> _Goal_
Could you repeat the records below exactly, leaving out any pictures?

> _Listed entries_
----------------
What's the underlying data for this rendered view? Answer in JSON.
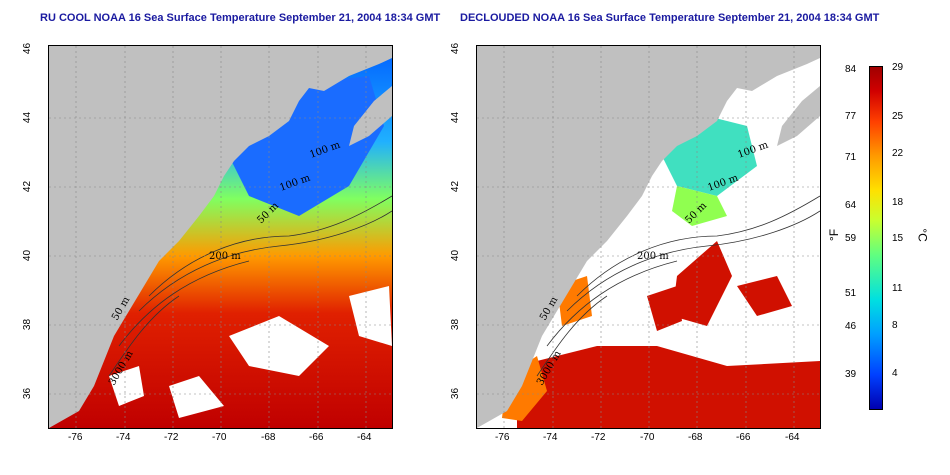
{
  "left_panel": {
    "title": "RU COOL NOAA 16 Sea Surface Temperature September 21, 2004 18:34 GMT",
    "contours": [
      "100 m",
      "50 m",
      "200 m",
      "50 m",
      "3000 m"
    ]
  },
  "right_panel": {
    "title": "DECLOUDED NOAA 16 Sea Surface Temperature September 21, 2004 18:34 GMT",
    "contours": [
      "100 m",
      "100 m",
      "50 m",
      "200 m",
      "50 m",
      "3000 m"
    ]
  },
  "x_ticks": [
    "-76",
    "-74",
    "-72",
    "-70",
    "-68",
    "-66",
    "-64"
  ],
  "y_ticks": [
    "36",
    "38",
    "40",
    "42",
    "44",
    "46"
  ],
  "colorbar": {
    "fahrenheit_ticks": [
      "84",
      "77",
      "71",
      "64",
      "59",
      "51",
      "46",
      "39"
    ],
    "celsius_ticks": [
      "29",
      "25",
      "22",
      "18",
      "15",
      "11",
      "8",
      "4"
    ],
    "fahrenheit_unit": "°F",
    "celsius_unit": "°C",
    "range_celsius": [
      0,
      29
    ]
  },
  "colors": {
    "title": "#1a1aa0",
    "land": "#c0c0c0",
    "warm": "#d00000",
    "cool": "#0040ff"
  }
}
----------------
> _Output for this task_
What's the underlying data for this rendered view? Answer in JSON.
{
  "left_panel": {
    "title": "RU COOL NOAA 16 Sea Surface Temperature September 21, 2004 18:34 GMT",
    "contours": [
      "100 m",
      "50 m",
      "200 m",
      "50 m",
      "3000 m"
    ]
  },
  "right_panel": {
    "title": "DECLOUDED NOAA 16 Sea Surface Temperature September 21, 2004 18:34 GMT",
    "contours": [
      "100 m",
      "100 m",
      "50 m",
      "200 m",
      "50 m",
      "3000 m"
    ]
  },
  "x_ticks": [
    "-76",
    "-74",
    "-72",
    "-70",
    "-68",
    "-66",
    "-64"
  ],
  "y_ticks": [
    "36",
    "38",
    "40",
    "42",
    "44",
    "46"
  ],
  "colorbar": {
    "fahrenheit_ticks": [
      "84",
      "77",
      "71",
      "64",
      "59",
      "51",
      "46",
      "39"
    ],
    "celsius_ticks": [
      "29",
      "25",
      "22",
      "18",
      "15",
      "11",
      "8",
      "4"
    ],
    "fahrenheit_unit": "°F",
    "celsius_unit": "°C",
    "range_celsius": [
      0,
      29
    ]
  },
  "colors": {
    "title": "#1a1aa0",
    "land": "#c0c0c0",
    "warm": "#d00000",
    "cool": "#0040ff"
  }
}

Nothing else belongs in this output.